> Records for the exercise:
━━━
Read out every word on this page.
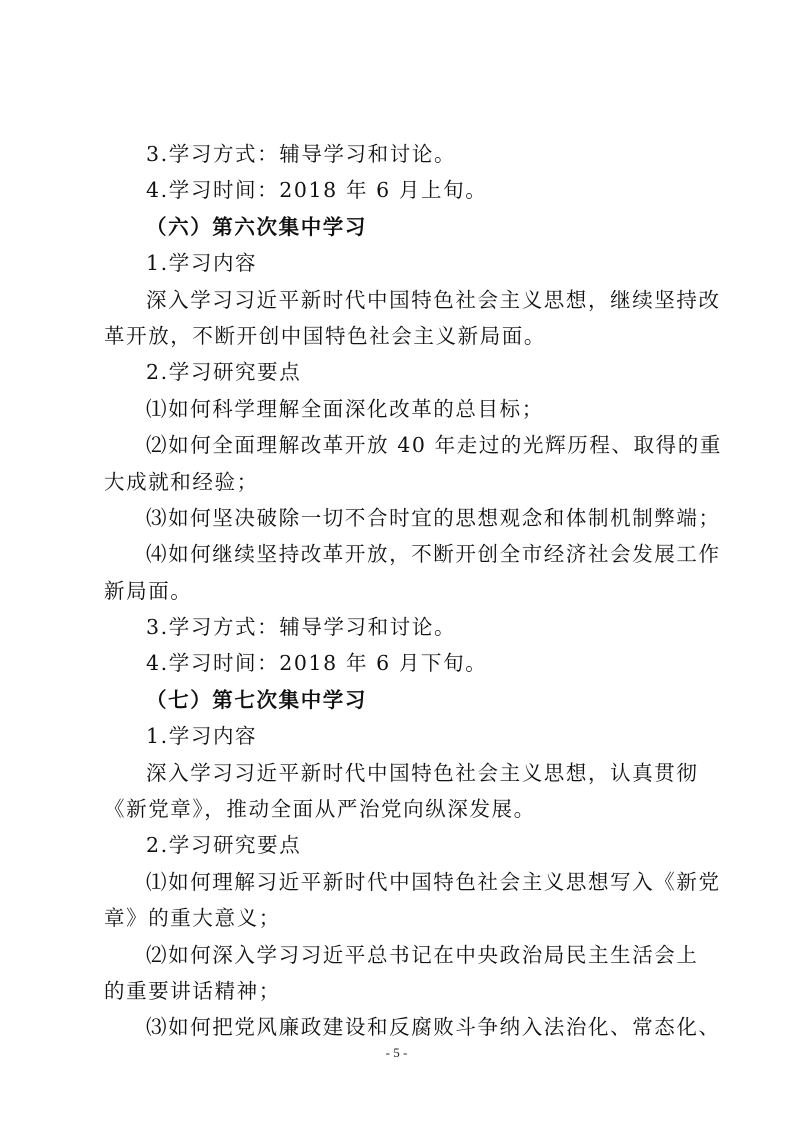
3.学习方式：辅导学习和讨论。
4.学习时间：2018 年 6 月上旬。
（六）第六次集中学习
1.学习内容
深入学习习近平新时代中国特色社会主义思想，继续坚持改
革开放，不断开创中国特色社会主义新局面。
2.学习研究要点
⑴如何科学理解全面深化改革的总目标；
⑵如何全面理解改革开放 40 年走过的光辉历程、取得的重
大成就和经验；
⑶如何坚决破除一切不合时宜的思想观念和体制机制弊端；
⑷如何继续坚持改革开放，不断开创全市经济社会发展工作
新局面。
3.学习方式：辅导学习和讨论。
4.学习时间：2018 年 6 月下旬。
（七）第七次集中学习
1.学习内容
深入学习习近平新时代中国特色社会主义思想，认真贯彻
《新党章》，推动全面从严治党向纵深发展。
2.学习研究要点
⑴如何理解习近平新时代中国特色社会主义思想写入《新党
章》的重大意义；
⑵如何深入学习习近平总书记在中央政治局民主生活会上
的重要讲话精神；
⑶如何把党风廉政建设和反腐败斗争纳入法治化、常态化、
- 5 -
━━━
> Given exercise:
The records shown above are to be repeated exactly, with the pictures left out.

> Result for this task:
Read out every word on this page.
3.学习方式：辅导学习和讨论。
4.学习时间：2018 年 6 月上旬。
（六）第六次集中学习
1.学习内容
深入学习习近平新时代中国特色社会主义思想，继续坚持改
革开放，不断开创中国特色社会主义新局面。
2.学习研究要点
⑴如何科学理解全面深化改革的总目标；
⑵如何全面理解改革开放 40 年走过的光辉历程、取得的重
大成就和经验；
⑶如何坚决破除一切不合时宜的思想观念和体制机制弊端；
⑷如何继续坚持改革开放，不断开创全市经济社会发展工作
新局面。
3.学习方式：辅导学习和讨论。
4.学习时间：2018 年 6 月下旬。
（七）第七次集中学习
1.学习内容
深入学习习近平新时代中国特色社会主义思想，认真贯彻
《新党章》，推动全面从严治党向纵深发展。
2.学习研究要点
⑴如何理解习近平新时代中国特色社会主义思想写入《新党
章》的重大意义；
⑵如何深入学习习近平总书记在中央政治局民主生活会上
的重要讲话精神；
⑶如何把党风廉政建设和反腐败斗争纳入法治化、常态化、
- 5 -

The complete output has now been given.